Repeat each record exactly as written, and drop any images.

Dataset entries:
--*--

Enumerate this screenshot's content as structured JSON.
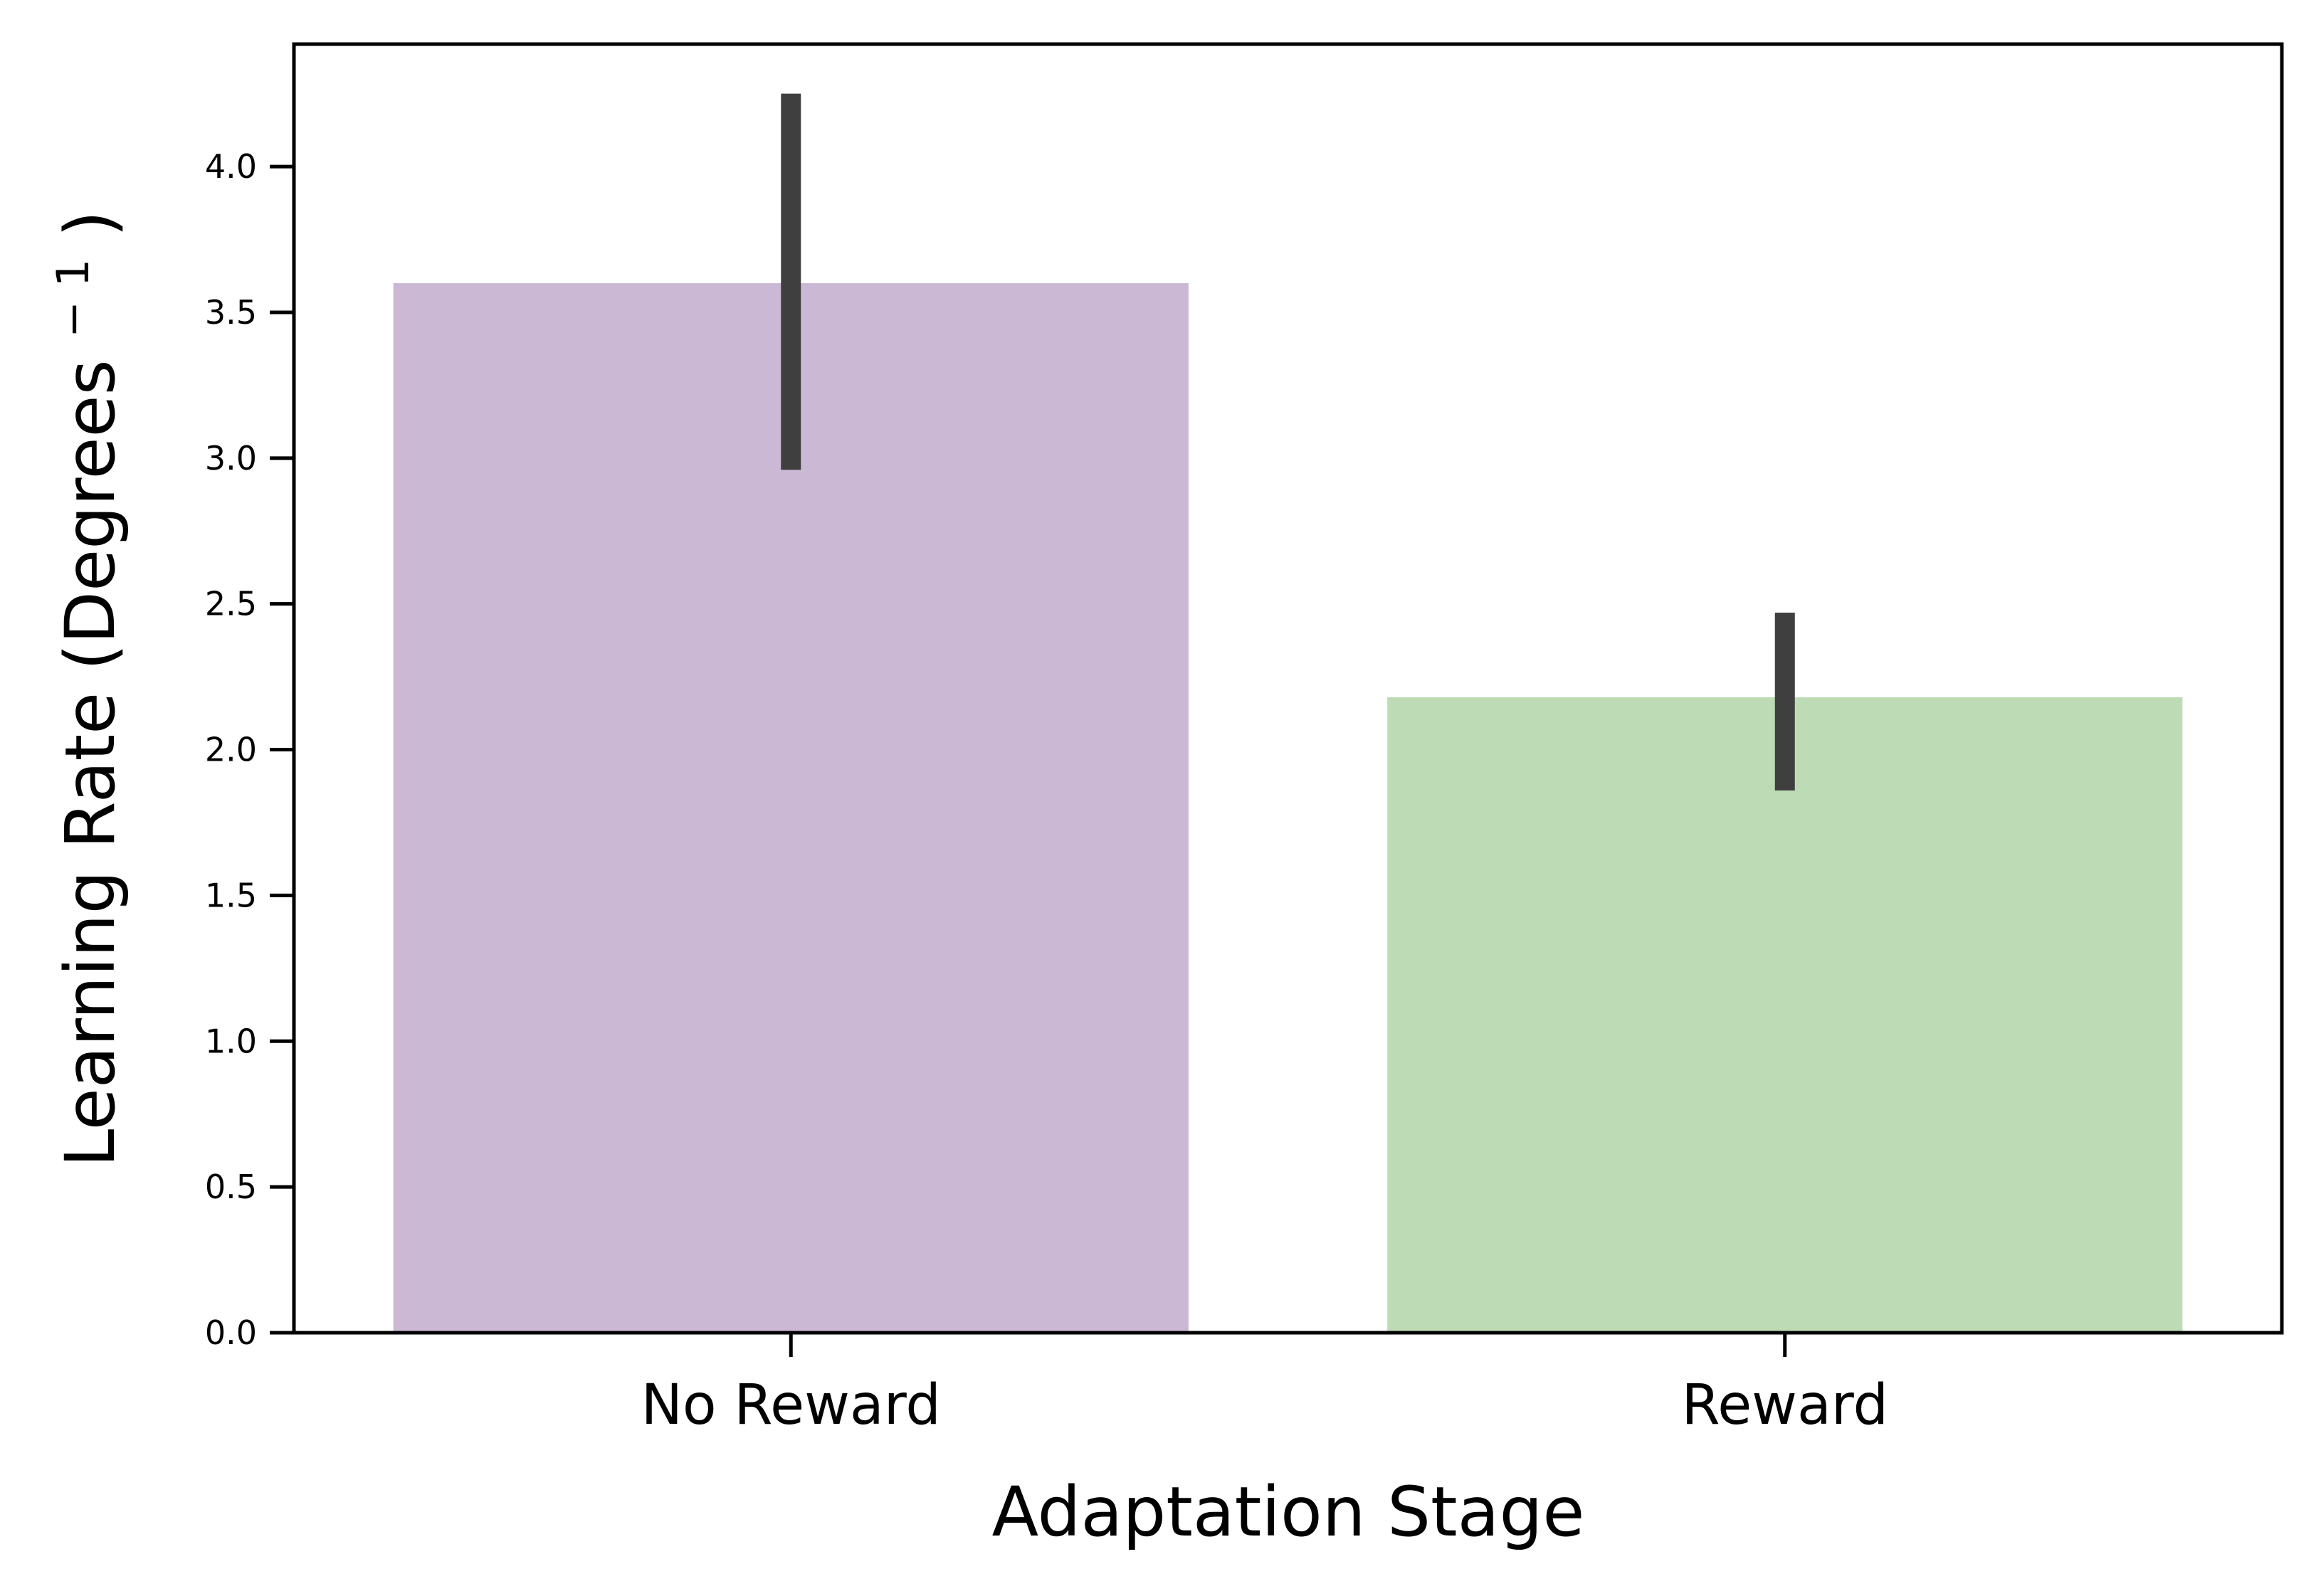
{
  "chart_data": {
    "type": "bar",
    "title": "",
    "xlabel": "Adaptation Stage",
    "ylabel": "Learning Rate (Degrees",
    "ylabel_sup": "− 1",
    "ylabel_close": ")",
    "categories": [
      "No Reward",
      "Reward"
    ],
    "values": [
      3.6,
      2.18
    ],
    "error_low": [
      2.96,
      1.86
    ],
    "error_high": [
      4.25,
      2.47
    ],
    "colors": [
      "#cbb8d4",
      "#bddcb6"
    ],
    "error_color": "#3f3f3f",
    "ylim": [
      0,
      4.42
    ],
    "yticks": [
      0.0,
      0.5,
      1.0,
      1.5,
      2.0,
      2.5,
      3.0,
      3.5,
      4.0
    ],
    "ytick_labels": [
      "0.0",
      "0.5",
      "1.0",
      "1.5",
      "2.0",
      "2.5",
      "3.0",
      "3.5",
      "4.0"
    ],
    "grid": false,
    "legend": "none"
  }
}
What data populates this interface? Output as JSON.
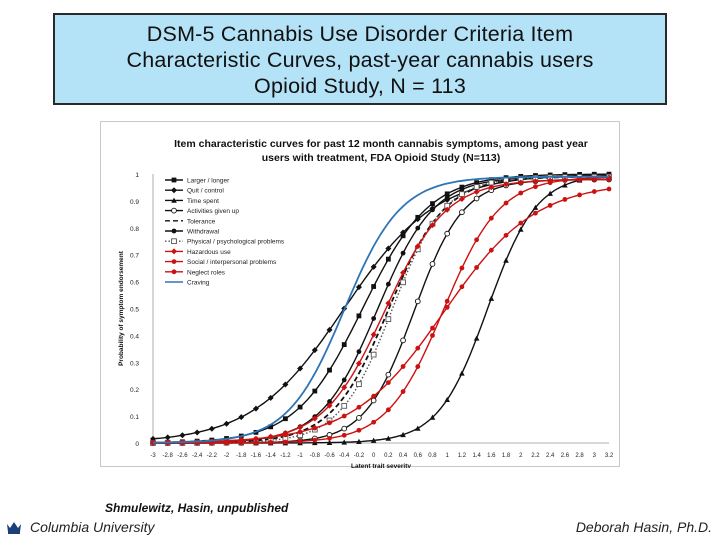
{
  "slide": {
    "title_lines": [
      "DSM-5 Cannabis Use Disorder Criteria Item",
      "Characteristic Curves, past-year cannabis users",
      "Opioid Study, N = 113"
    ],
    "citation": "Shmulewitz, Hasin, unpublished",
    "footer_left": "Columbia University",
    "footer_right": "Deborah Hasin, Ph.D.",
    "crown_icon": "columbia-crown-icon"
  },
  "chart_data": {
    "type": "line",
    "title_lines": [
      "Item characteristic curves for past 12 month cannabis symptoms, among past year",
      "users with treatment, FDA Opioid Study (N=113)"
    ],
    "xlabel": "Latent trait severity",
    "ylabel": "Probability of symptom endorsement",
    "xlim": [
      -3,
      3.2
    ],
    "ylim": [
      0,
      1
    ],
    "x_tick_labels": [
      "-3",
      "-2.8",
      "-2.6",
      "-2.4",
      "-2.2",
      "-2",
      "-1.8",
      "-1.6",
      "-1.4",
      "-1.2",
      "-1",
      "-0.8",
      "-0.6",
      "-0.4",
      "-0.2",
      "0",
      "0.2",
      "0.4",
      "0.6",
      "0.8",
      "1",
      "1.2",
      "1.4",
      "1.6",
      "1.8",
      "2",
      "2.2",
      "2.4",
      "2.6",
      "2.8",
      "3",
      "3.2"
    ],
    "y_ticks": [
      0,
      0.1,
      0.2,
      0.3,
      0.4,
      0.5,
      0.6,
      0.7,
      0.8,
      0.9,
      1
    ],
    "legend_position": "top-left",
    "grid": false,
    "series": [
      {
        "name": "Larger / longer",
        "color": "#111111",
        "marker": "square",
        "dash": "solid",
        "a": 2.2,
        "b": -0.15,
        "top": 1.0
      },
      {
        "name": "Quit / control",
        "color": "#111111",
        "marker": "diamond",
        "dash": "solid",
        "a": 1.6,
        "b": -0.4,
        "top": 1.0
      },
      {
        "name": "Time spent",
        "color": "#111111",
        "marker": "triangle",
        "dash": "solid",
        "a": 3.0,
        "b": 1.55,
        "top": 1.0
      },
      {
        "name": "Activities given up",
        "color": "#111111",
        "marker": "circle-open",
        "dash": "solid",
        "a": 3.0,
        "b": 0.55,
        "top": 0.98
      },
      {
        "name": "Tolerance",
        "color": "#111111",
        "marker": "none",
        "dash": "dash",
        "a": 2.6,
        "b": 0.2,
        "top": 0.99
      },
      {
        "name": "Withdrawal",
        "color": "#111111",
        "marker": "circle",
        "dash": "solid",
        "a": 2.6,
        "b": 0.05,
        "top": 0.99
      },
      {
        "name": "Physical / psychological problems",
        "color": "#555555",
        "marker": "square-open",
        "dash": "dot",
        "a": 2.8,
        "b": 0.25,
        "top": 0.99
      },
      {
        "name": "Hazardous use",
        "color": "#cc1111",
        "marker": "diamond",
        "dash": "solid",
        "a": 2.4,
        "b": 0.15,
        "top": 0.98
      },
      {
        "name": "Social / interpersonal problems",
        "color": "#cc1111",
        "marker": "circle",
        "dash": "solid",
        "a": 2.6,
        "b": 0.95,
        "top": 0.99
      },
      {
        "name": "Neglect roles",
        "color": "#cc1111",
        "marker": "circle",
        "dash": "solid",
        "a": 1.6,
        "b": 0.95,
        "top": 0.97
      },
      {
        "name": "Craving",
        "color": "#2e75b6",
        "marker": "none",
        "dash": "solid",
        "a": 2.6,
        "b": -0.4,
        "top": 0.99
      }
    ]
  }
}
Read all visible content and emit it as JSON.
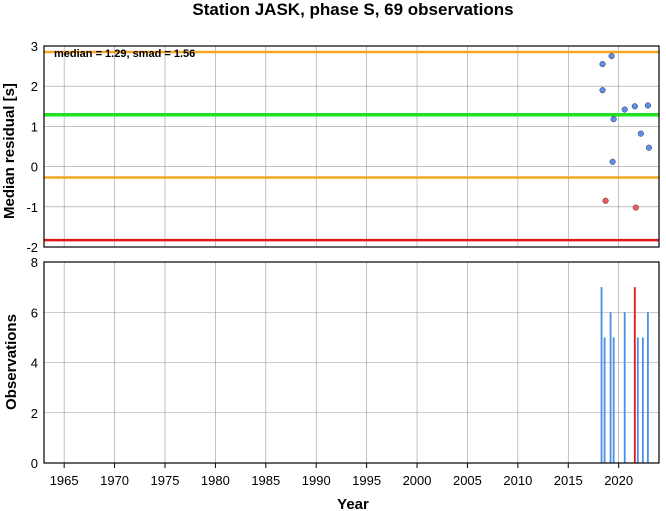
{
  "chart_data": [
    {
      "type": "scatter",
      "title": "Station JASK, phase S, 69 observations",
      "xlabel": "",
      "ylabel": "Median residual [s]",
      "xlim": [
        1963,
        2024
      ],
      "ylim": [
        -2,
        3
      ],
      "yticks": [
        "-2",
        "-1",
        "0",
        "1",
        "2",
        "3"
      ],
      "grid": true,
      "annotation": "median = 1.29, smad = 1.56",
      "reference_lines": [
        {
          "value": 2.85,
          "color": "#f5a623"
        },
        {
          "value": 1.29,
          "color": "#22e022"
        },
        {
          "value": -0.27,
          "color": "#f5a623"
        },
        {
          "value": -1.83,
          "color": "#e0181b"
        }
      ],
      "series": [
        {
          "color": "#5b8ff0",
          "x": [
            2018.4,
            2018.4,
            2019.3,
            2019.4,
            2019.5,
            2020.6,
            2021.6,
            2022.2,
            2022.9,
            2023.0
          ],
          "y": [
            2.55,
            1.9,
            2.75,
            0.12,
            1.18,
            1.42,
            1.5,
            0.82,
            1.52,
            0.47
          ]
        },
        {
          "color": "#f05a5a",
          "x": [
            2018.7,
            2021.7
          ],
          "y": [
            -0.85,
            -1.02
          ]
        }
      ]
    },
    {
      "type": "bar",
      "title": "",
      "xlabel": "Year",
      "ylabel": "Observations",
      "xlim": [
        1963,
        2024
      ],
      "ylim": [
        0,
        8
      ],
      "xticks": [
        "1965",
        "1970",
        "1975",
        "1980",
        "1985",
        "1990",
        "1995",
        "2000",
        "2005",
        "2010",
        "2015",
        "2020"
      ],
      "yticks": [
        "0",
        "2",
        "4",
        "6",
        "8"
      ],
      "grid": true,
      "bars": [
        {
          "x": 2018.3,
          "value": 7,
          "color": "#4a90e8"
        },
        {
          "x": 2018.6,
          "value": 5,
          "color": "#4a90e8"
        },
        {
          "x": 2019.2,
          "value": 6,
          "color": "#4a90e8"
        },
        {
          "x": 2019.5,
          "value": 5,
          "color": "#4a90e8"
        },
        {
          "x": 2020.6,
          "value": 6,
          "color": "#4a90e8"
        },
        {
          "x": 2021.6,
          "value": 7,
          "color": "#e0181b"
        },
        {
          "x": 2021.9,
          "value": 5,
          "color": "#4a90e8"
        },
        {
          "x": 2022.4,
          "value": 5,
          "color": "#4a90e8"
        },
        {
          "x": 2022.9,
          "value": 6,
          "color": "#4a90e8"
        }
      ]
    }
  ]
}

--*--

> **Full response**
Enumerate this screenshot's content as structured JSON.
{
  "chart_data": {
    "type": "bar",
    "title": "",
    "xlabel": "Adaptation Stage",
    "ylabel": "Learning Rate (Degrees",
    "ylabel_sup": "− 1",
    "ylabel_close": ")",
    "categories": [
      "No Reward",
      "Reward"
    ],
    "values": [
      3.6,
      2.18
    ],
    "error_low": [
      2.96,
      1.86
    ],
    "error_high": [
      4.25,
      2.47
    ],
    "colors": [
      "#cbb8d4",
      "#bddcb6"
    ],
    "error_color": "#3f3f3f",
    "ylim": [
      0,
      4.42
    ],
    "yticks": [
      0.0,
      0.5,
      1.0,
      1.5,
      2.0,
      2.5,
      3.0,
      3.5,
      4.0
    ],
    "ytick_labels": [
      "0.0",
      "0.5",
      "1.0",
      "1.5",
      "2.0",
      "2.5",
      "3.0",
      "3.5",
      "4.0"
    ],
    "grid": false,
    "legend": "none"
  }
}
What data populates this interface? Output as JSON.
{
  "slide": {
    "title_lines": [
      "DSM-5 Cannabis Use Disorder Criteria Item",
      "Characteristic Curves, past-year cannabis users",
      "Opioid Study, N = 113"
    ],
    "citation": "Shmulewitz, Hasin, unpublished",
    "footer_left": "Columbia University",
    "footer_right": "Deborah Hasin, Ph.D.",
    "crown_icon": "columbia-crown-icon"
  },
  "chart_data": {
    "type": "line",
    "title_lines": [
      "Item characteristic curves for past 12 month cannabis symptoms, among past year",
      "users with treatment, FDA Opioid Study (N=113)"
    ],
    "xlabel": "Latent trait severity",
    "ylabel": "Probability of symptom endorsement",
    "xlim": [
      -3,
      3.2
    ],
    "ylim": [
      0,
      1
    ],
    "x_tick_labels": [
      "-3",
      "-2.8",
      "-2.6",
      "-2.4",
      "-2.2",
      "-2",
      "-1.8",
      "-1.6",
      "-1.4",
      "-1.2",
      "-1",
      "-0.8",
      "-0.6",
      "-0.4",
      "-0.2",
      "0",
      "0.2",
      "0.4",
      "0.6",
      "0.8",
      "1",
      "1.2",
      "1.4",
      "1.6",
      "1.8",
      "2",
      "2.2",
      "2.4",
      "2.6",
      "2.8",
      "3",
      "3.2"
    ],
    "y_ticks": [
      0,
      0.1,
      0.2,
      0.3,
      0.4,
      0.5,
      0.6,
      0.7,
      0.8,
      0.9,
      1
    ],
    "legend_position": "top-left",
    "grid": false,
    "series": [
      {
        "name": "Larger / longer",
        "color": "#111111",
        "marker": "square",
        "dash": "solid",
        "a": 2.2,
        "b": -0.15,
        "top": 1.0
      },
      {
        "name": "Quit / control",
        "color": "#111111",
        "marker": "diamond",
        "dash": "solid",
        "a": 1.6,
        "b": -0.4,
        "top": 1.0
      },
      {
        "name": "Time spent",
        "color": "#111111",
        "marker": "triangle",
        "dash": "solid",
        "a": 3.0,
        "b": 1.55,
        "top": 1.0
      },
      {
        "name": "Activities given up",
        "color": "#111111",
        "marker": "circle-open",
        "dash": "solid",
        "a": 3.0,
        "b": 0.55,
        "top": 0.98
      },
      {
        "name": "Tolerance",
        "color": "#111111",
        "marker": "none",
        "dash": "dash",
        "a": 2.6,
        "b": 0.2,
        "top": 0.99
      },
      {
        "name": "Withdrawal",
        "color": "#111111",
        "marker": "circle",
        "dash": "solid",
        "a": 2.6,
        "b": 0.05,
        "top": 0.99
      },
      {
        "name": "Physical / psychological problems",
        "color": "#555555",
        "marker": "square-open",
        "dash": "dot",
        "a": 2.8,
        "b": 0.25,
        "top": 0.99
      },
      {
        "name": "Hazardous use",
        "color": "#cc1111",
        "marker": "diamond",
        "dash": "solid",
        "a": 2.4,
        "b": 0.15,
        "top": 0.98
      },
      {
        "name": "Social / interpersonal problems",
        "color": "#cc1111",
        "marker": "circle",
        "dash": "solid",
        "a": 2.6,
        "b": 0.95,
        "top": 0.99
      },
      {
        "name": "Neglect roles",
        "color": "#cc1111",
        "marker": "circle",
        "dash": "solid",
        "a": 1.6,
        "b": 0.95,
        "top": 0.97
      },
      {
        "name": "Craving",
        "color": "#2e75b6",
        "marker": "none",
        "dash": "solid",
        "a": 2.6,
        "b": -0.4,
        "top": 0.99
      }
    ]
  }
}
Read all visible content and emit it as JSON.
{
  "chart_data": [
    {
      "type": "scatter",
      "title": "Station JASK, phase S, 69 observations",
      "xlabel": "",
      "ylabel": "Median residual [s]",
      "xlim": [
        1963,
        2024
      ],
      "ylim": [
        -2,
        3
      ],
      "yticks": [
        "-2",
        "-1",
        "0",
        "1",
        "2",
        "3"
      ],
      "grid": true,
      "annotation": "median = 1.29, smad = 1.56",
      "reference_lines": [
        {
          "value": 2.85,
          "color": "#f5a623"
        },
        {
          "value": 1.29,
          "color": "#22e022"
        },
        {
          "value": -0.27,
          "color": "#f5a623"
        },
        {
          "value": -1.83,
          "color": "#e0181b"
        }
      ],
      "series": [
        {
          "color": "#5b8ff0",
          "x": [
            2018.4,
            2018.4,
            2019.3,
            2019.4,
            2019.5,
            2020.6,
            2021.6,
            2022.2,
            2022.9,
            2023.0
          ],
          "y": [
            2.55,
            1.9,
            2.75,
            0.12,
            1.18,
            1.42,
            1.5,
            0.82,
            1.52,
            0.47
          ]
        },
        {
          "color": "#f05a5a",
          "x": [
            2018.7,
            2021.7
          ],
          "y": [
            -0.85,
            -1.02
          ]
        }
      ]
    },
    {
      "type": "bar",
      "title": "",
      "xlabel": "Year",
      "ylabel": "Observations",
      "xlim": [
        1963,
        2024
      ],
      "ylim": [
        0,
        8
      ],
      "xticks": [
        "1965",
        "1970",
        "1975",
        "1980",
        "1985",
        "1990",
        "1995",
        "2000",
        "2005",
        "2010",
        "2015",
        "2020"
      ],
      "yticks": [
        "0",
        "2",
        "4",
        "6",
        "8"
      ],
      "grid": true,
      "bars": [
        {
          "x": 2018.3,
          "value": 7,
          "color": "#4a90e8"
        },
        {
          "x": 2018.6,
          "value": 5,
          "color": "#4a90e8"
        },
        {
          "x": 2019.2,
          "value": 6,
          "color": "#4a90e8"
        },
        {
          "x": 2019.5,
          "value": 5,
          "color": "#4a90e8"
        },
        {
          "x": 2020.6,
          "value": 6,
          "color": "#4a90e8"
        },
        {
          "x": 2021.6,
          "value": 7,
          "color": "#e0181b"
        },
        {
          "x": 2021.9,
          "value": 5,
          "color": "#4a90e8"
        },
        {
          "x": 2022.4,
          "value": 5,
          "color": "#4a90e8"
        },
        {
          "x": 2022.9,
          "value": 6,
          "color": "#4a90e8"
        }
      ]
    }
  ]
}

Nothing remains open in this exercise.